[Document page transcript entries]
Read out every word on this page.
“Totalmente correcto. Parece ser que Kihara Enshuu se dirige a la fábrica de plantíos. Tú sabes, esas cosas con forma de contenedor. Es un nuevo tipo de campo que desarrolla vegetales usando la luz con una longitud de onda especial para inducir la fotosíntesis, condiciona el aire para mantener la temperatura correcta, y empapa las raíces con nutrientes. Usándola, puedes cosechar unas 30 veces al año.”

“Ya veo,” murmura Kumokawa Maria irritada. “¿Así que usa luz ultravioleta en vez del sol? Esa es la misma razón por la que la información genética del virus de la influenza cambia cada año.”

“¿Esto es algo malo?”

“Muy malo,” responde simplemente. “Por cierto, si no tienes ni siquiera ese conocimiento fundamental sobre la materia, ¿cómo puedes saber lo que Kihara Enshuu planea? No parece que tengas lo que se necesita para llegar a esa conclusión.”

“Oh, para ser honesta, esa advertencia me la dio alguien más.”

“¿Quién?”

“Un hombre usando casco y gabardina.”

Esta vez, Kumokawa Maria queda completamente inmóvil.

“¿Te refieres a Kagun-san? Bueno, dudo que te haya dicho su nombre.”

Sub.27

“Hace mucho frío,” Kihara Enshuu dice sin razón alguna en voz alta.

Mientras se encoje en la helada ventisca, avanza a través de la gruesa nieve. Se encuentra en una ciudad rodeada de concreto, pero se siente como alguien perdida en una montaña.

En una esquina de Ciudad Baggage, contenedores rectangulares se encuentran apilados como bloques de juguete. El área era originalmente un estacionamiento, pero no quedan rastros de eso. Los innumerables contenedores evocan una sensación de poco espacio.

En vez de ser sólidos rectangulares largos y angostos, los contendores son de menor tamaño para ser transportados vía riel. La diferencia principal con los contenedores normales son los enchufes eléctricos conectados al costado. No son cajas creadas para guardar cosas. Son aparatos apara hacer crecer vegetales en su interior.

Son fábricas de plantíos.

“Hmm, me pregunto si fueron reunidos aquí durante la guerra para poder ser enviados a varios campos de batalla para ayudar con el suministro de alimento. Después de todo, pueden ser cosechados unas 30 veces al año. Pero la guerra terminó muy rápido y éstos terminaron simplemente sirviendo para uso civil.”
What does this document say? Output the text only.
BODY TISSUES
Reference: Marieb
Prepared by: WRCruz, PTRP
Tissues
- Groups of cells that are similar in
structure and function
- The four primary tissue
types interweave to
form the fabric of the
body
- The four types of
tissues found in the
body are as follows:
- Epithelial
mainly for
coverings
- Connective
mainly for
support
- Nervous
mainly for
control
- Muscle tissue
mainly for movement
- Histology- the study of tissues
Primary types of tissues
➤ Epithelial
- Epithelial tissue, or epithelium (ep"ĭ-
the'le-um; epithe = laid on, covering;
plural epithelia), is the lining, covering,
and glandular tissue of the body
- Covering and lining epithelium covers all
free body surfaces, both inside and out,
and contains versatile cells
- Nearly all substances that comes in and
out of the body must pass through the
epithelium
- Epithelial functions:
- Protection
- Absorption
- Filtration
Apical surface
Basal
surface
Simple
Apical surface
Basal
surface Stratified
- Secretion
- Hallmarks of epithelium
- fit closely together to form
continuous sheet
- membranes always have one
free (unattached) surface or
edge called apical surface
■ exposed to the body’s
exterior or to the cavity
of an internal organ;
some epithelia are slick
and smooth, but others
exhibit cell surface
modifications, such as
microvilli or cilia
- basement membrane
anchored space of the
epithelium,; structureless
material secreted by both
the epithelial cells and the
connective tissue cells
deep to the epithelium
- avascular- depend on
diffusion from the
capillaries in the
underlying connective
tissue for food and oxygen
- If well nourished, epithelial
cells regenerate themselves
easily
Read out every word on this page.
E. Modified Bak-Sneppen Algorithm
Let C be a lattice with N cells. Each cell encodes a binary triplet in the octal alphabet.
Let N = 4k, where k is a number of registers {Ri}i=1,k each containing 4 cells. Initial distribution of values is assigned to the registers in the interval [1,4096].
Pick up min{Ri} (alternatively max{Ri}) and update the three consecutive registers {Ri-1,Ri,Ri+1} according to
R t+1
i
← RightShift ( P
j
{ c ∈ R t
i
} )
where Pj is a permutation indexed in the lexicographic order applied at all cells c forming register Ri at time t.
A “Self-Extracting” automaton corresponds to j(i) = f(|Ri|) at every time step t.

[INSTRUCTIONS TO FOLLOW]: The records above need to be written out again. Keep them exact.

[SOLUTION TO THIS PROBLEM]:
Read out every word on this page.
“Totalmente correcto. Parece ser que Kihara Enshuu se dirige a la fábrica de plantíos. Tú sabes, esas cosas con forma de contenedor. Es un nuevo tipo de campo que desarrolla vegetales usando la luz con una longitud de onda especial para inducir la fotosíntesis, condiciona el aire para mantener la temperatura correcta, y empapa las raíces con nutrientes. Usándola, puedes cosechar unas 30 veces al año.”

“Ya veo,” murmura Kumokawa Maria irritada. “¿Así que usa luz ultravioleta en vez del sol? Esa es la misma razón por la que la información genética del virus de la influenza cambia cada año.”

“¿Esto es algo malo?”

“Muy malo,” responde simplemente. “Por cierto, si no tienes ni siquiera ese conocimiento fundamental sobre la materia, ¿cómo puedes saber lo que Kihara Enshuu planea? No parece que tengas lo que se necesita para llegar a esa conclusión.”

“Oh, para ser honesta, esa advertencia me la dio alguien más.”

“¿Quién?”

“Un hombre usando casco y gabardina.”

Esta vez, Kumokawa Maria queda completamente inmóvil.

“¿Te refieres a Kagun-san? Bueno, dudo que te haya dicho su nombre.”

Sub.27

“Hace mucho frío,” Kihara Enshuu dice sin razón alguna en voz alta.

Mientras se encoje en la helada ventisca, avanza a través de la gruesa nieve. Se encuentra en una ciudad rodeada de concreto, pero se siente como alguien perdida en una montaña.

En una esquina de Ciudad Baggage, contenedores rectangulares se encuentran apilados como bloques de juguete. El área era originalmente un estacionamiento, pero no quedan rastros de eso. Los innumerables contenedores evocan una sensación de poco espacio.

En vez de ser sólidos rectangulares largos y angostos, los contendores son de menor tamaño para ser transportados vía riel. La diferencia principal con los contenedores normales son los enchufes eléctricos conectados al costado. No son cajas creadas para guardar cosas. Son aparatos apara hacer crecer vegetales en su interior.

Son fábricas de plantíos.

“Hmm, me pregunto si fueron reunidos aquí durante la guerra para poder ser enviados a varios campos de batalla para ayudar con el suministro de alimento. Después de todo, pueden ser cosechados unas 30 veces al año. Pero la guerra terminó muy rápido y éstos terminaron simplemente sirviendo para uso civil.”
What does this document say? Output the text only.
BODY TISSUES
Reference: Marieb
Prepared by: WRCruz, PTRP
Tissues
- Groups of cells that are similar in
structure and function
- The four primary tissue
types interweave to
form the fabric of the
body
- The four types of
tissues found in the
body are as follows:
- Epithelial
mainly for
coverings
- Connective
mainly for
support
- Nervous
mainly for
control
- Muscle tissue
mainly for movement
- Histology- the study of tissues
Primary types of tissues
➤ Epithelial
- Epithelial tissue, or epithelium (ep"ĭ-
the'le-um; epithe = laid on, covering;
plural epithelia), is the lining, covering,
and glandular tissue of the body
- Covering and lining epithelium covers all
free body surfaces, both inside and out,
and contains versatile cells
- Nearly all substances that comes in and
out of the body must pass through the
epithelium
- Epithelial functions:
- Protection
- Absorption
- Filtration
Apical surface
Basal
surface
Simple
Apical surface
Basal
surface Stratified
- Secretion
- Hallmarks of epithelium
- fit closely together to form
continuous sheet
- membranes always have one
free (unattached) surface or
edge called apical surface
■ exposed to the body’s
exterior or to the cavity
of an internal organ;
some epithelia are slick
and smooth, but others
exhibit cell surface
modifications, such as
microvilli or cilia
- basement membrane
anchored space of the
epithelium,; structureless
material secreted by both
the epithelial cells and the
connective tissue cells
deep to the epithelium
- avascular- depend on
diffusion from the
capillaries in the
underlying connective
tissue for food and oxygen
- If well nourished, epithelial
cells regenerate themselves
easily
Read out every word on this page.
E. Modified Bak-Sneppen Algorithm
Let C be a lattice with N cells. Each cell encodes a binary triplet in the octal alphabet.
Let N = 4k, where k is a number of registers {Ri}i=1,k each containing 4 cells. Initial distribution of values is assigned to the registers in the interval [1,4096].
Pick up min{Ri} (alternatively max{Ri}) and update the three consecutive registers {Ri-1,Ri,Ri+1} according to
R t+1
i
← RightShift ( P
j
{ c ∈ R t
i
} )
where Pj is a permutation indexed in the lexicographic order applied at all cells c forming register Ri at time t.
A “Self-Extracting” automaton corresponds to j(i) = f(|Ri|) at every time step t.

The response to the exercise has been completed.